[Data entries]
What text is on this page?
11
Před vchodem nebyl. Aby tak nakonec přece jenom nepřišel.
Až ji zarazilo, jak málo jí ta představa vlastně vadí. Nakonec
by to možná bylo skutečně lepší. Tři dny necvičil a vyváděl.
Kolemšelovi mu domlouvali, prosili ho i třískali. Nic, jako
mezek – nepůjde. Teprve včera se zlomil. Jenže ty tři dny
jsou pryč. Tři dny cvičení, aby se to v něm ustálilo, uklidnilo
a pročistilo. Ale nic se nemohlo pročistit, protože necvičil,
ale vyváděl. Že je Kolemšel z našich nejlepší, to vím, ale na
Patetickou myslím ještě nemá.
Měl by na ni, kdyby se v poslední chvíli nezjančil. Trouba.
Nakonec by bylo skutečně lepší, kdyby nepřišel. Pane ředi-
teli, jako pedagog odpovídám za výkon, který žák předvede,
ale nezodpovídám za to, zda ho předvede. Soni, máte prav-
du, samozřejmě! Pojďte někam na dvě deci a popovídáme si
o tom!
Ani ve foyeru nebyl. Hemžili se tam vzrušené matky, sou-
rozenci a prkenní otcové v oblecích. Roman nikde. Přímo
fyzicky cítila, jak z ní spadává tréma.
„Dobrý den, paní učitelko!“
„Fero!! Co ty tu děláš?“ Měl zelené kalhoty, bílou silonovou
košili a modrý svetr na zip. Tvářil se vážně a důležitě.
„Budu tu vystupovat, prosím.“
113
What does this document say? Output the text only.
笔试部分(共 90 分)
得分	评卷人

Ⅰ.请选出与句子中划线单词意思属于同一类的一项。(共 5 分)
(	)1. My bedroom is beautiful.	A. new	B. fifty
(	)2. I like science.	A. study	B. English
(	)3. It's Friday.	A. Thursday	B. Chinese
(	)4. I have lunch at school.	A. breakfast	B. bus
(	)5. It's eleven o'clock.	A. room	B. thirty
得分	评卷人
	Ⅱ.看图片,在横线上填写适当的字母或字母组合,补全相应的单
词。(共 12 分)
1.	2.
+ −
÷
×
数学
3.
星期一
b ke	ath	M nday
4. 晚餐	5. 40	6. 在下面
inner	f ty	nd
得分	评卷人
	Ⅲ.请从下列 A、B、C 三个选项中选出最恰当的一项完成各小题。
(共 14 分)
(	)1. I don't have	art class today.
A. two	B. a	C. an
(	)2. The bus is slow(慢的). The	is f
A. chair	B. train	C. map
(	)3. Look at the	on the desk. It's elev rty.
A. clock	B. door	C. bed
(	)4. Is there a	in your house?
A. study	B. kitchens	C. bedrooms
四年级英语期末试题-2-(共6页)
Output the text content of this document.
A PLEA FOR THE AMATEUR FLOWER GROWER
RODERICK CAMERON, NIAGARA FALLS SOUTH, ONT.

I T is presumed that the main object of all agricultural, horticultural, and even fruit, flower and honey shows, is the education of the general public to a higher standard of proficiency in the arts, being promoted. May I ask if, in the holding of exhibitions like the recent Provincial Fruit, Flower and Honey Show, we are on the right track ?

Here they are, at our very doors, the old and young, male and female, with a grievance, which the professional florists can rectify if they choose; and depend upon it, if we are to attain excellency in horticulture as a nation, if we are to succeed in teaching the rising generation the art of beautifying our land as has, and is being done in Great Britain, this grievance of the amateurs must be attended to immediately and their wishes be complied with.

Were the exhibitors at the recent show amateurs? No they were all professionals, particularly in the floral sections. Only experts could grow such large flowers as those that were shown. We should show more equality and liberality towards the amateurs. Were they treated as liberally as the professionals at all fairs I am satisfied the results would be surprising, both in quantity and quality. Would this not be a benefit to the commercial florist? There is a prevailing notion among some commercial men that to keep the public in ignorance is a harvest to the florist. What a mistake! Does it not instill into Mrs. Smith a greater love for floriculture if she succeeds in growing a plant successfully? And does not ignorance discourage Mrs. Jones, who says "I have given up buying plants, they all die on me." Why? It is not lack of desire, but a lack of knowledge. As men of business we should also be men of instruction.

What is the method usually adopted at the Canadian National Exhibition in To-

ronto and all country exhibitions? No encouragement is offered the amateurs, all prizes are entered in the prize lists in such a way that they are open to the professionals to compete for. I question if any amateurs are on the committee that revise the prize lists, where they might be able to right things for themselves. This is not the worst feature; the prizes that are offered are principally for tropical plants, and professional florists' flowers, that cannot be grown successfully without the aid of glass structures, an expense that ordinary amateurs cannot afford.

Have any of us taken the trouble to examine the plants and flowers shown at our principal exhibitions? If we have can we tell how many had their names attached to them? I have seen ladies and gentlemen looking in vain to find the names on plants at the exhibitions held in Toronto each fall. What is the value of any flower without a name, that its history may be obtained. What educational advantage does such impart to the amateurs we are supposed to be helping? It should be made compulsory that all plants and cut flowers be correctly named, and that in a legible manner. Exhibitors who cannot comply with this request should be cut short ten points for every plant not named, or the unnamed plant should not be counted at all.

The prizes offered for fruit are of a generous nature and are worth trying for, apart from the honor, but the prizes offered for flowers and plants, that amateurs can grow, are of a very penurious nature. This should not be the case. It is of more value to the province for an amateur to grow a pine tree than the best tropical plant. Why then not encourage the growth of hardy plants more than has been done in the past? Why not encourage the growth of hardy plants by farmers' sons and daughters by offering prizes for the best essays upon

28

▸ **Stated goal**
Copy all data exactly, start to finish.

▸ **Result of this task**
What text is on this page?
11
Před vchodem nebyl. Aby tak nakonec přece jenom nepřišel.
Až ji zarazilo, jak málo jí ta představa vlastně vadí. Nakonec
by to možná bylo skutečně lepší. Tři dny necvičil a vyváděl.
Kolemšelovi mu domlouvali, prosili ho i třískali. Nic, jako
mezek – nepůjde. Teprve včera se zlomil. Jenže ty tři dny
jsou pryč. Tři dny cvičení, aby se to v něm ustálilo, uklidnilo
a pročistilo. Ale nic se nemohlo pročistit, protože necvičil,
ale vyváděl. Že je Kolemšel z našich nejlepší, to vím, ale na
Patetickou myslím ještě nemá.
Měl by na ni, kdyby se v poslední chvíli nezjančil. Trouba.
Nakonec by bylo skutečně lepší, kdyby nepřišel. Pane ředi-
teli, jako pedagog odpovídám za výkon, který žák předvede,
ale nezodpovídám za to, zda ho předvede. Soni, máte prav-
du, samozřejmě! Pojďte někam na dvě deci a popovídáme si
o tom!
Ani ve foyeru nebyl. Hemžili se tam vzrušené matky, sou-
rozenci a prkenní otcové v oblecích. Roman nikde. Přímo
fyzicky cítila, jak z ní spadává tréma.
„Dobrý den, paní učitelko!“
„Fero!! Co ty tu děláš?“ Měl zelené kalhoty, bílou silonovou
košili a modrý svetr na zip. Tvářil se vážně a důležitě.
„Budu tu vystupovat, prosím.“
113
What does this document say? Output the text only.
笔试部分(共 90 分)
得分	评卷人

Ⅰ.请选出与句子中划线单词意思属于同一类的一项。(共 5 分)
(	)1. My bedroom is beautiful.	A. new	B. fifty
(	)2. I like science.	A. study	B. English
(	)3. It's Friday.	A. Thursday	B. Chinese
(	)4. I have lunch at school.	A. breakfast	B. bus
(	)5. It's eleven o'clock.	A. room	B. thirty
得分	评卷人
	Ⅱ.看图片,在横线上填写适当的字母或字母组合,补全相应的单
词。(共 12 分)
1.	2.
+ −
÷
×
数学
3.
星期一
b ke	ath	M nday
4. 晚餐	5. 40	6. 在下面
inner	f ty	nd
得分	评卷人
	Ⅲ.请从下列 A、B、C 三个选项中选出最恰当的一项完成各小题。
(共 14 分)
(	)1. I don't have	art class today.
A. two	B. a	C. an
(	)2. The bus is slow(慢的). The	is f
A. chair	B. train	C. map
(	)3. Look at the	on the desk. It's elev rty.
A. clock	B. door	C. bed
(	)4. Is there a	in your house?
A. study	B. kitchens	C. bedrooms
四年级英语期末试题-2-(共6页)
Output the text content of this document.
A PLEA FOR THE AMATEUR FLOWER GROWER
RODERICK CAMERON, NIAGARA FALLS SOUTH, ONT.

I T is presumed that the main object of all agricultural, horticultural, and even fruit, flower and honey shows, is the education of the general public to a higher standard of proficiency in the arts, being promoted. May I ask if, in the holding of exhibitions like the recent Provincial Fruit, Flower and Honey Show, we are on the right track ?

Here they are, at our very doors, the old and young, male and female, with a grievance, which the professional florists can rectify if they choose; and depend upon it, if we are to attain excellency in horticulture as a nation, if we are to succeed in teaching the rising generation the art of beautifying our land as has, and is being done in Great Britain, this grievance of the amateurs must be attended to immediately and their wishes be complied with.

Were the exhibitors at the recent show amateurs? No they were all professionals, particularly in the floral sections. Only experts could grow such large flowers as those that were shown. We should show more equality and liberality towards the amateurs. Were they treated as liberally as the professionals at all fairs I am satisfied the results would be surprising, both in quantity and quality. Would this not be a benefit to the commercial florist? There is a prevailing notion among some commercial men that to keep the public in ignorance is a harvest to the florist. What a mistake! Does it not instill into Mrs. Smith a greater love for floriculture if she succeeds in growing a plant successfully? And does not ignorance discourage Mrs. Jones, who says "I have given up buying plants, they all die on me." Why? It is not lack of desire, but a lack of knowledge. As men of business we should also be men of instruction.

What is the method usually adopted at the Canadian National Exhibition in To-

ronto and all country exhibitions? No encouragement is offered the amateurs, all prizes are entered in the prize lists in such a way that they are open to the professionals to compete for. I question if any amateurs are on the committee that revise the prize lists, where they might be able to right things for themselves. This is not the worst feature; the prizes that are offered are principally for tropical plants, and professional florists' flowers, that cannot be grown successfully without the aid of glass structures, an expense that ordinary amateurs cannot afford.

Have any of us taken the trouble to examine the plants and flowers shown at our principal exhibitions? If we have can we tell how many had their names attached to them? I have seen ladies and gentlemen looking in vain to find the names on plants at the exhibitions held in Toronto each fall. What is the value of any flower without a name, that its history may be obtained. What educational advantage does such impart to the amateurs we are supposed to be helping? It should be made compulsory that all plants and cut flowers be correctly named, and that in a legible manner. Exhibitors who cannot comply with this request should be cut short ten points for every plant not named, or the unnamed plant should not be counted at all.

The prizes offered for fruit are of a generous nature and are worth trying for, apart from the honor, but the prizes offered for flowers and plants, that amateurs can grow, are of a very penurious nature. This should not be the case. It is of more value to the province for an amateur to grow a pine tree than the best tropical plant. Why then not encourage the growth of hardy plants more than has been done in the past? Why not encourage the growth of hardy plants by farmers' sons and daughters by offering prizes for the best essays upon

28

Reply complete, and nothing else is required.